### EXERCISE GOAL
In the data below, find each line containing the string "unreliable" and return it.

[Begin EXTRACTED ENTRIES]

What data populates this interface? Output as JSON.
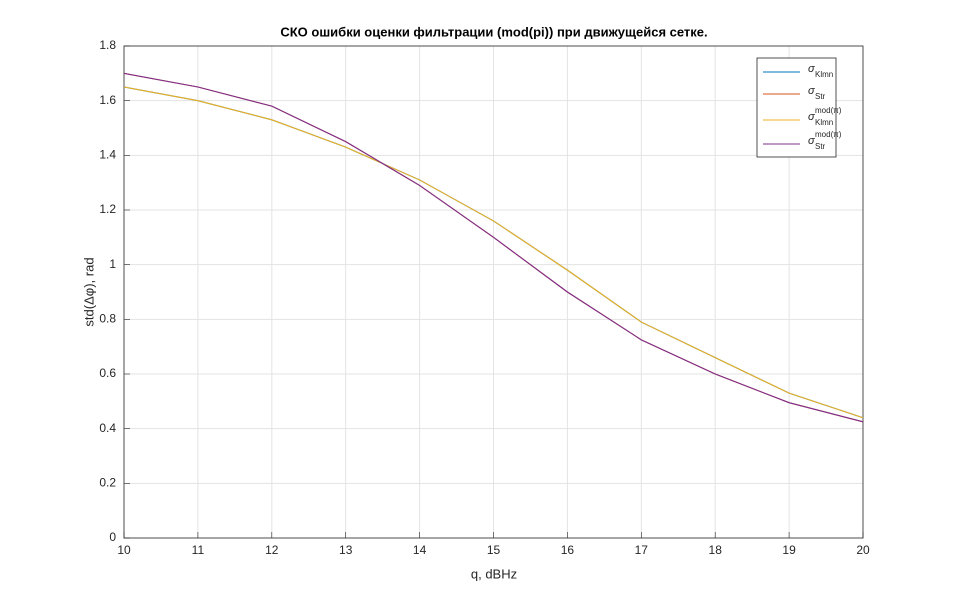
{
  "chart_data": {
    "type": "line",
    "title": "СКО ошибки оценки фильтрации (mod(pi)) при движущейся сетке.",
    "x_label": "q, dBHz",
    "y_label": "std(Δφ), rad",
    "x": [
      10,
      11,
      12,
      13,
      14,
      15,
      16,
      17,
      18,
      19,
      20
    ],
    "series": [
      {
        "name": "σ",
        "subscript": "Klmn",
        "color": "#0072bd",
        "values": [
          1.65,
          1.6,
          1.53,
          1.43,
          1.31,
          1.16,
          0.98,
          0.79,
          0.66,
          0.53,
          0.44
        ]
      },
      {
        "name": "σ",
        "subscript": "Str",
        "color": "#d95319",
        "values": [
          1.7,
          1.65,
          1.58,
          1.45,
          1.29,
          1.1,
          0.9,
          0.725,
          0.6,
          0.495,
          0.425
        ]
      },
      {
        "name": "σ",
        "subscript": "Klmn",
        "superscript": "mod(π)",
        "color": "#edb120",
        "values": [
          1.65,
          1.6,
          1.53,
          1.43,
          1.31,
          1.16,
          0.98,
          0.79,
          0.66,
          0.53,
          0.44
        ]
      },
      {
        "name": "σ",
        "subscript": "Str",
        "superscript": "mod(π)",
        "color": "#7e2f8e",
        "values": [
          1.7,
          1.65,
          1.58,
          1.45,
          1.29,
          1.1,
          0.9,
          0.725,
          0.6,
          0.495,
          0.425
        ]
      }
    ],
    "xlim": [
      10,
      20
    ],
    "ylim": [
      0,
      1.8
    ],
    "xticks": [
      10,
      11,
      12,
      13,
      14,
      15,
      16,
      17,
      18,
      19,
      20
    ],
    "yticks": [
      0,
      0.2,
      0.4,
      0.6,
      0.8,
      1,
      1.2,
      1.4,
      1.6,
      1.8
    ],
    "grid": true,
    "legend": "northeast"
  }
}
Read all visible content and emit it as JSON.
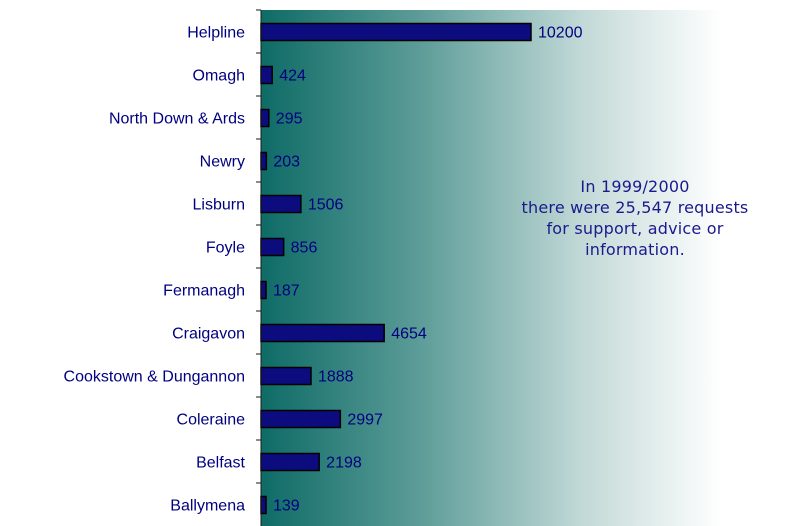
{
  "chart_data": {
    "type": "bar",
    "orientation": "horizontal",
    "categories": [
      "Helpline",
      "Omagh",
      "North Down & Ards",
      "Newry",
      "Lisburn",
      "Foyle",
      "Fermanagh",
      "Craigavon",
      "Cookstown & Dungannon",
      "Coleraine",
      "Belfast",
      "Ballymena"
    ],
    "values": [
      10200,
      424,
      295,
      203,
      1506,
      856,
      187,
      4654,
      1888,
      2997,
      2198,
      139
    ],
    "data_labels": [
      "10200",
      "424",
      "295",
      "203",
      "1506",
      "856",
      "187",
      "4654",
      "1888",
      "2997",
      "2198",
      "139"
    ],
    "xlim": [
      0,
      10200
    ],
    "grid": false,
    "legend": "none",
    "bar_color": "#0c0c7e",
    "label_color": "#000080",
    "background_gradient": [
      "#0e6b66",
      "#ffffff"
    ]
  },
  "annotation": {
    "lines": [
      "In 1999/2000",
      "there were 25,547 requests",
      "for support, advice or",
      "information."
    ],
    "color": "#1a1a8c"
  }
}
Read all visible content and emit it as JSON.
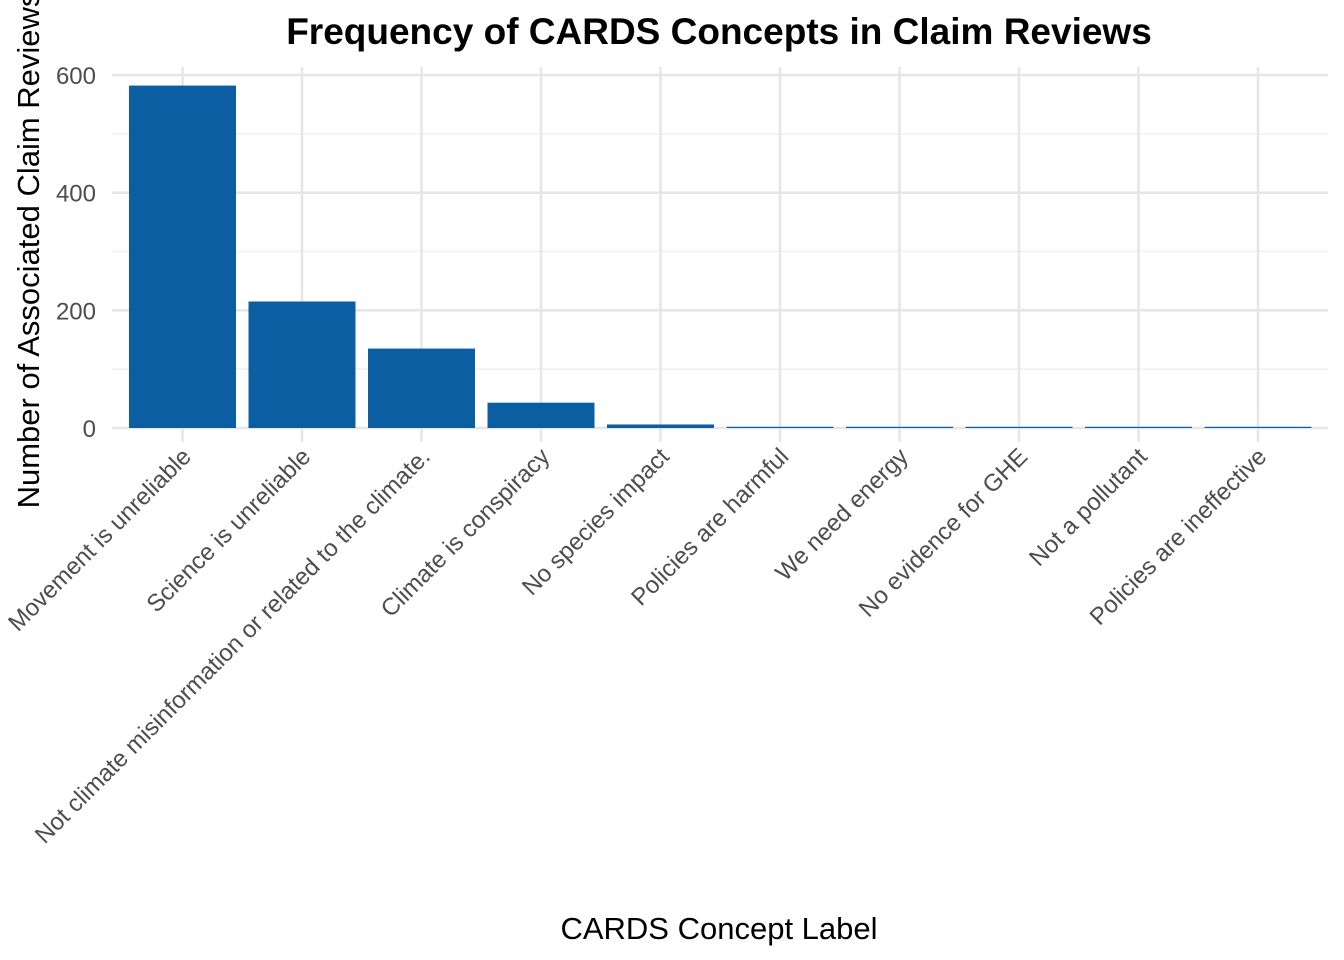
{
  "chart_data": {
    "type": "bar",
    "title": "Frequency of CARDS Concepts in Claim Reviews",
    "xlabel": "CARDS Concept Label",
    "ylabel": "Number of Associated Claim Reviews",
    "categories": [
      "Movement is unreliable",
      "Science is unreliable",
      "Not climate misinformation or related to the climate.",
      "Climate is conspiracy",
      "No species impact",
      "Policies are harmful",
      "We need energy",
      "No evidence for GHE",
      "Not a pollutant",
      "Policies are ineffective"
    ],
    "values": [
      582,
      215,
      135,
      43,
      6,
      1,
      1,
      1,
      1,
      1
    ],
    "ylim": [
      0,
      600
    ],
    "yticks": [
      0,
      200,
      400,
      600
    ],
    "grid": true,
    "bar_color": "#0b5ea2",
    "legend": "none"
  }
}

[End EXTRACTED ENTRIES]

### FINAL RESULT
      "Movement is unreliable",
      "Science is unreliable",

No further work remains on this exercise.